(Description of the task) Copy each line that has the string "xlabel" somewhere in it.

(Entries with figure data)

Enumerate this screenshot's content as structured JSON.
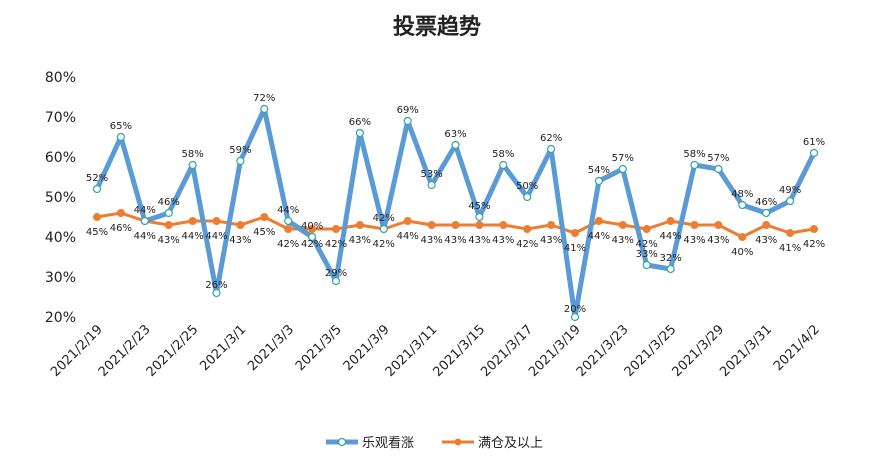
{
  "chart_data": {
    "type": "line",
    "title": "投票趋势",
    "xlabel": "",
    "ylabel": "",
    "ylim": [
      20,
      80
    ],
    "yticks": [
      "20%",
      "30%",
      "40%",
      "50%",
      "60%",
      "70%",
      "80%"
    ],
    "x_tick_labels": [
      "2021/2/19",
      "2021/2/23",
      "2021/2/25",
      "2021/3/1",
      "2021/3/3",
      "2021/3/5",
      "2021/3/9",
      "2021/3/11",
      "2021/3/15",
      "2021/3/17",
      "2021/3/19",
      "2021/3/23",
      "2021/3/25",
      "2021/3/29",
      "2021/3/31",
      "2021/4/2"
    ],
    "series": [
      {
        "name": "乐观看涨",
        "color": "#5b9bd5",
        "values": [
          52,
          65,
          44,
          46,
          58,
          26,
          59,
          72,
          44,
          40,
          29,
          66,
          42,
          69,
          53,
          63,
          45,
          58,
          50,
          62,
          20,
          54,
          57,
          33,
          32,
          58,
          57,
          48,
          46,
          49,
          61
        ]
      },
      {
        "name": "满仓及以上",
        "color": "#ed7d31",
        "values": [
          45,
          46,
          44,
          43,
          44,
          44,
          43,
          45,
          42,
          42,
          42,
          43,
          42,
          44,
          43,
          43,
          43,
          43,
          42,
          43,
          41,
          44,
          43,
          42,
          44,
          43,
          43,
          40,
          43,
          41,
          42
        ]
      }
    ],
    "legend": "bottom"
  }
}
==
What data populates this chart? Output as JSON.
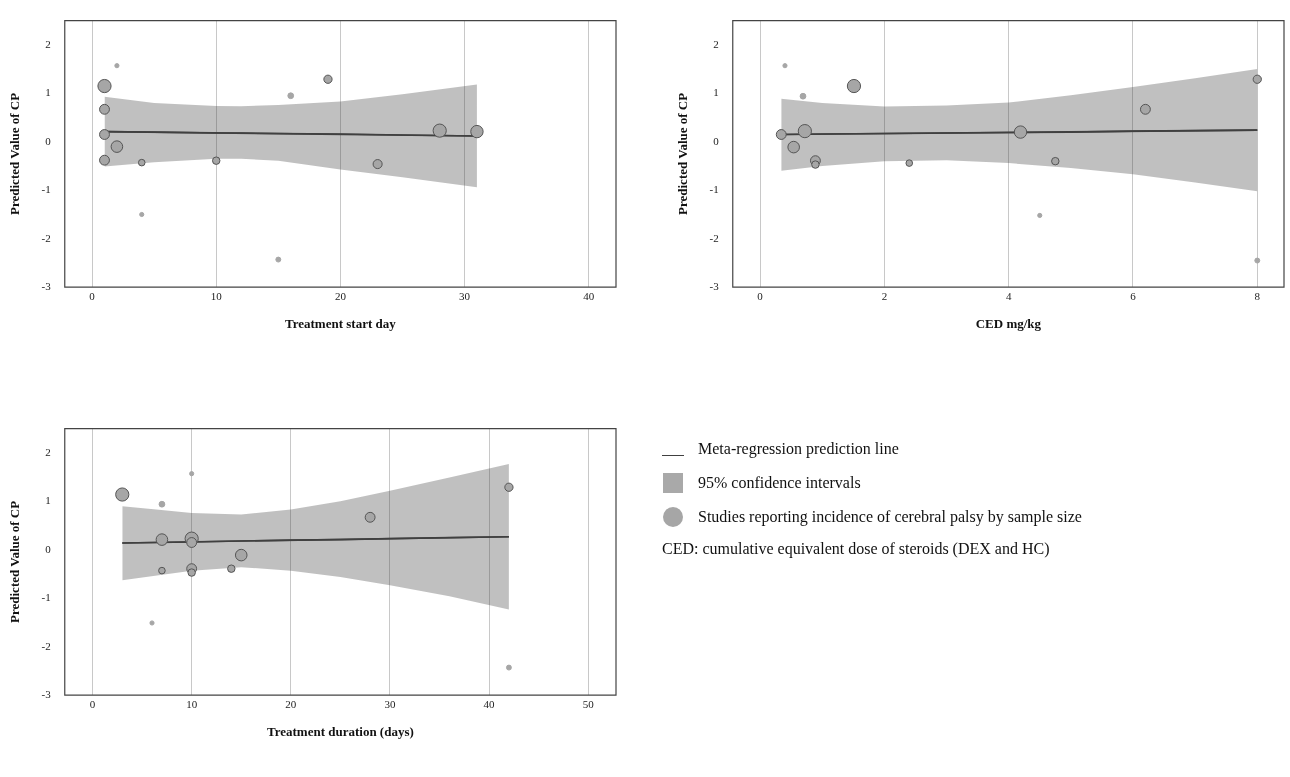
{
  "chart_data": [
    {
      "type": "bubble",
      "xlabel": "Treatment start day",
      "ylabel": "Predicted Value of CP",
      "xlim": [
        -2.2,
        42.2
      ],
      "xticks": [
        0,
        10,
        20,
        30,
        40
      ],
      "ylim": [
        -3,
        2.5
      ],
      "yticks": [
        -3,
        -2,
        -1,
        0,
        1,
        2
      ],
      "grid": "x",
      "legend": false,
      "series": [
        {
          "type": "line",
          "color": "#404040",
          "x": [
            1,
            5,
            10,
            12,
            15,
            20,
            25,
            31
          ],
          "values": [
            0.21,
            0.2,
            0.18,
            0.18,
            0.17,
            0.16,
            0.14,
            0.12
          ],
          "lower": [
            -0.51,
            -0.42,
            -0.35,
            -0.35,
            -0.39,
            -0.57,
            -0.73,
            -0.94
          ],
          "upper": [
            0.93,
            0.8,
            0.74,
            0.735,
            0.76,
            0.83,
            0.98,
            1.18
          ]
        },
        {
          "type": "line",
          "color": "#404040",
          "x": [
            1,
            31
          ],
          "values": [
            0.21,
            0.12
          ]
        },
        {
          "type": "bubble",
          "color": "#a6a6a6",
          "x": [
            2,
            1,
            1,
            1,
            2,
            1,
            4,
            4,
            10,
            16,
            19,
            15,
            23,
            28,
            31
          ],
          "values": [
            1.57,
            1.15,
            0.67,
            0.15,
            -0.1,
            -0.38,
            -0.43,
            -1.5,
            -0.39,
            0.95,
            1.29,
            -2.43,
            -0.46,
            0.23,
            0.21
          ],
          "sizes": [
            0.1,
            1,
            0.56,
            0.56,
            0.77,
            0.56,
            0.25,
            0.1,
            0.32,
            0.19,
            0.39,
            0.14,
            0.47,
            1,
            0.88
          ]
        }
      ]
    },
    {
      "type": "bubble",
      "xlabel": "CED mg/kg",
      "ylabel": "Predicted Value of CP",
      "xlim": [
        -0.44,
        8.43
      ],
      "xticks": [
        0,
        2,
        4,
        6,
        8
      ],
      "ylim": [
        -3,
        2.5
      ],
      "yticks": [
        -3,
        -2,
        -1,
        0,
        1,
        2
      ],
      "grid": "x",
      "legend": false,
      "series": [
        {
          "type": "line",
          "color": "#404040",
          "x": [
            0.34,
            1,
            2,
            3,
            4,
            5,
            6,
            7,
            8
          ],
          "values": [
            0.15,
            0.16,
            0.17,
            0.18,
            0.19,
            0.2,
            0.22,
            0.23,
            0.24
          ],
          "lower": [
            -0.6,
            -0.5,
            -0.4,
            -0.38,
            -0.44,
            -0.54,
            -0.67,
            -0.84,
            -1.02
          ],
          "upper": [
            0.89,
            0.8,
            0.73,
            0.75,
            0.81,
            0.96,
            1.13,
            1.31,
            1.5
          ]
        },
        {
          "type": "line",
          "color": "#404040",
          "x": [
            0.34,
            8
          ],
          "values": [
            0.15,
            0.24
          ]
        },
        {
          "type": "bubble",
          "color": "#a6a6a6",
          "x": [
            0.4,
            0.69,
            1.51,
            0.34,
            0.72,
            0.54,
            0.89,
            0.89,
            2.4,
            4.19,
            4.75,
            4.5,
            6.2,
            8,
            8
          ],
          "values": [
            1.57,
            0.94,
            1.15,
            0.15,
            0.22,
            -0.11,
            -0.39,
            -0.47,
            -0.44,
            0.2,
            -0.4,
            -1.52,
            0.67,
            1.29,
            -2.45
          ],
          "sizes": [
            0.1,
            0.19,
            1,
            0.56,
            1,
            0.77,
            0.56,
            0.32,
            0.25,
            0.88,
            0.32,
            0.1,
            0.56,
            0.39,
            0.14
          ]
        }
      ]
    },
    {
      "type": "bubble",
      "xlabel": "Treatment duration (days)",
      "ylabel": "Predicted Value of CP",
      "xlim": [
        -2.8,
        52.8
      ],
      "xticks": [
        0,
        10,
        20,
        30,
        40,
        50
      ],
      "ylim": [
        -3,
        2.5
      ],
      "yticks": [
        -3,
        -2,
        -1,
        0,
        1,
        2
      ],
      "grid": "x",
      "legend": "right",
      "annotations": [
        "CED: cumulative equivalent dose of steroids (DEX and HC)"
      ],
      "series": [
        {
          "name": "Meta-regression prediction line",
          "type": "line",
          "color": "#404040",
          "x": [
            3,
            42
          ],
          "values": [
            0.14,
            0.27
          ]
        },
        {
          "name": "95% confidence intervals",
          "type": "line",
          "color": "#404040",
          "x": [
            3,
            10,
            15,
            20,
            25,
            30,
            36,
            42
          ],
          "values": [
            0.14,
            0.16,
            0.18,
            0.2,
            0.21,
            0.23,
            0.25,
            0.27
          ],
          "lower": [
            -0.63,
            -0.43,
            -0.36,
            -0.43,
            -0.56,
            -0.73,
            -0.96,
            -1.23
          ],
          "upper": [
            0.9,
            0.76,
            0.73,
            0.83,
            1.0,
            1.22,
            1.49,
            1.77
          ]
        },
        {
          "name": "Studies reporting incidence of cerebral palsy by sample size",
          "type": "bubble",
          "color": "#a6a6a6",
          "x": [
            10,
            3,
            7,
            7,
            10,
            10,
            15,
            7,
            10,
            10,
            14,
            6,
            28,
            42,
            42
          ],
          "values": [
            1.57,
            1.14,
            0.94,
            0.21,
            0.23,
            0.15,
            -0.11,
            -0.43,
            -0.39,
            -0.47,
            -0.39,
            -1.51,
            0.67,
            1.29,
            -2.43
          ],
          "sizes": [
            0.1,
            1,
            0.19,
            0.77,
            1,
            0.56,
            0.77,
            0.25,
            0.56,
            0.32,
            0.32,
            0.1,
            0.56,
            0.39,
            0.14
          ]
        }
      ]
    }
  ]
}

(Response to the exercise)
    "xlabel": "",
      "xlabel": "Treatment start day",
      "xlabel": "CED mg/kg",
      "xlabel": "Treatment duration (days)",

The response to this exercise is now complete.